**Brief:** Find the lines with the string "LIEDER" and return them.

**Dataset items:**
**********

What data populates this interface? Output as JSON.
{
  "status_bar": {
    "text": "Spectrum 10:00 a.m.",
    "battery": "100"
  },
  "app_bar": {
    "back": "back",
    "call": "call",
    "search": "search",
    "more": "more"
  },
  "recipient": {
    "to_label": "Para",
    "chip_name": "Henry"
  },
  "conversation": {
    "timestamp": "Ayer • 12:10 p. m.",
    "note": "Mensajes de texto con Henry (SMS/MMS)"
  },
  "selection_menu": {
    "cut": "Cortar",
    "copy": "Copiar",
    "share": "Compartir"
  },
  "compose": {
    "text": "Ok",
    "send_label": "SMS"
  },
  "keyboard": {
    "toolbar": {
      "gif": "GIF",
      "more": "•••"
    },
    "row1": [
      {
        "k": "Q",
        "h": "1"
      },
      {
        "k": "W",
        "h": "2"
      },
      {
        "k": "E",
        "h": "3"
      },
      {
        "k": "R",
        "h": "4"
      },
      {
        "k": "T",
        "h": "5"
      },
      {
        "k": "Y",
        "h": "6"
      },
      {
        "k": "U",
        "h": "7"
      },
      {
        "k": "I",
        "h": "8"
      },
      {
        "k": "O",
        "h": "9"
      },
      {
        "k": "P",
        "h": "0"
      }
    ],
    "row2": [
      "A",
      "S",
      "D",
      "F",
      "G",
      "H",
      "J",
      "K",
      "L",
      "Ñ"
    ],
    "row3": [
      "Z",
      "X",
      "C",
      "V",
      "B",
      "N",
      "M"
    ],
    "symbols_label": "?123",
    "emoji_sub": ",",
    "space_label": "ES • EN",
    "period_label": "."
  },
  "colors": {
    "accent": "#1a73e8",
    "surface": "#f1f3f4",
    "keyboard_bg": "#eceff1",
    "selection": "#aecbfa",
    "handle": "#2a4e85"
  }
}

**********

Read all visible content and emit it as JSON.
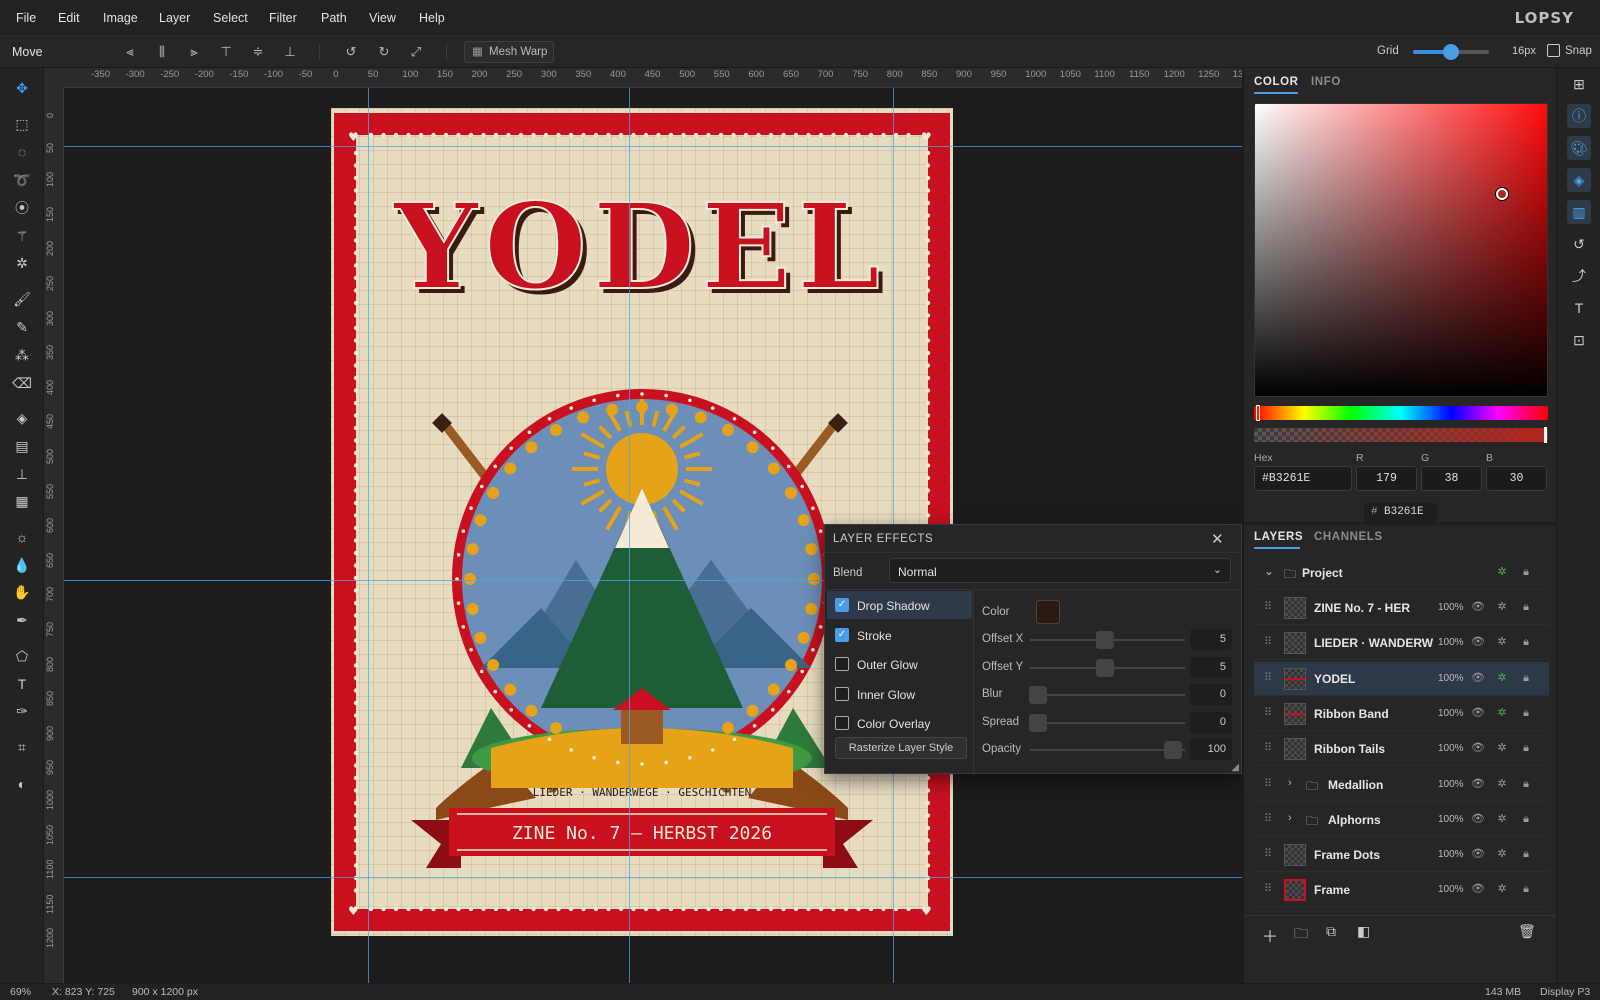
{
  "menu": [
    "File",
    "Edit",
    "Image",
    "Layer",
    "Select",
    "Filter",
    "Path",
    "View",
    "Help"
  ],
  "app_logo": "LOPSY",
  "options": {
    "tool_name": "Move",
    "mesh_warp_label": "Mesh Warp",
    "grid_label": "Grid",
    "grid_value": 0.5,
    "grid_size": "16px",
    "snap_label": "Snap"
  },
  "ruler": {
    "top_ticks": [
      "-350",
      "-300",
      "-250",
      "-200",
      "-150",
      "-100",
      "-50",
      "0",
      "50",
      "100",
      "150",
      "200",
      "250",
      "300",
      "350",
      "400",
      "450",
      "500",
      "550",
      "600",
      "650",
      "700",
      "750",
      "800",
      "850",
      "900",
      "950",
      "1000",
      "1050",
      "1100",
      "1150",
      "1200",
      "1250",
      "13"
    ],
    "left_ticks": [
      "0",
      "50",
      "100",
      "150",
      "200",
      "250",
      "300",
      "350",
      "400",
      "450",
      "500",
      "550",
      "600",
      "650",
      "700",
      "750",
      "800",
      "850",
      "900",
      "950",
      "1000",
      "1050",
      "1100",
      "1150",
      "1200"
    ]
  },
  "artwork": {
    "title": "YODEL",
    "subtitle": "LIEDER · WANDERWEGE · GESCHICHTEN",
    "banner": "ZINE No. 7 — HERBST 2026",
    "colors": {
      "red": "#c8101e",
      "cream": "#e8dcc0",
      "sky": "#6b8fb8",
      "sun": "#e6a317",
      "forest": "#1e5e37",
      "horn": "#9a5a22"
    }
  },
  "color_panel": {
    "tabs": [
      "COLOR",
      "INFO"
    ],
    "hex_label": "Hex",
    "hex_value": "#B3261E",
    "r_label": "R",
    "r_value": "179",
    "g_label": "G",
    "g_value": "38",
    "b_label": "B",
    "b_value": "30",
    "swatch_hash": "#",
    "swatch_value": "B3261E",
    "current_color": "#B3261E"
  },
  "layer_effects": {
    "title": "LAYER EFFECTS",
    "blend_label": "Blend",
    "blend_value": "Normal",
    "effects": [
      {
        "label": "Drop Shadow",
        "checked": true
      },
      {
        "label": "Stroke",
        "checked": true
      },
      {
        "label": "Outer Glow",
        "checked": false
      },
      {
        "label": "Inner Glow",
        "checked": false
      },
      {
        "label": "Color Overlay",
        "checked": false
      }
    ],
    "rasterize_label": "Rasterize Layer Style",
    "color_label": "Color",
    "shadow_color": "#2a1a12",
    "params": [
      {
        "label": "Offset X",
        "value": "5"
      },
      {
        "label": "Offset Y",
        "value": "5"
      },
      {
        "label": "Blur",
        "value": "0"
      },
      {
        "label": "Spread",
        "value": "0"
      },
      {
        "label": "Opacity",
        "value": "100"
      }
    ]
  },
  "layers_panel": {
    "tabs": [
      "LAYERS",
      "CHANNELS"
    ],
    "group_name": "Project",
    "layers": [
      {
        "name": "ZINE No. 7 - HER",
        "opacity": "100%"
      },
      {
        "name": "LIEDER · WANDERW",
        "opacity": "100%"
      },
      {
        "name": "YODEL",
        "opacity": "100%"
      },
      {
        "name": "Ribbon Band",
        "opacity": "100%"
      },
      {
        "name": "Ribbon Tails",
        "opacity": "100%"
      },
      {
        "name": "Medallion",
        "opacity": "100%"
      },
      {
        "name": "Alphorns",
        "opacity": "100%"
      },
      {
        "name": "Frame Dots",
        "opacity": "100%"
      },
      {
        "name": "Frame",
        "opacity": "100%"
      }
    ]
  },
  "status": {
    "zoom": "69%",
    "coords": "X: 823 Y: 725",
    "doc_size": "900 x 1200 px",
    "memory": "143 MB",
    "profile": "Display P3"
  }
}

**********

**Reply:**
    "subtitle": "LIEDER · WANDERWEGE · GESCHICHTEN",
        "name": "LIEDER · WANDERW",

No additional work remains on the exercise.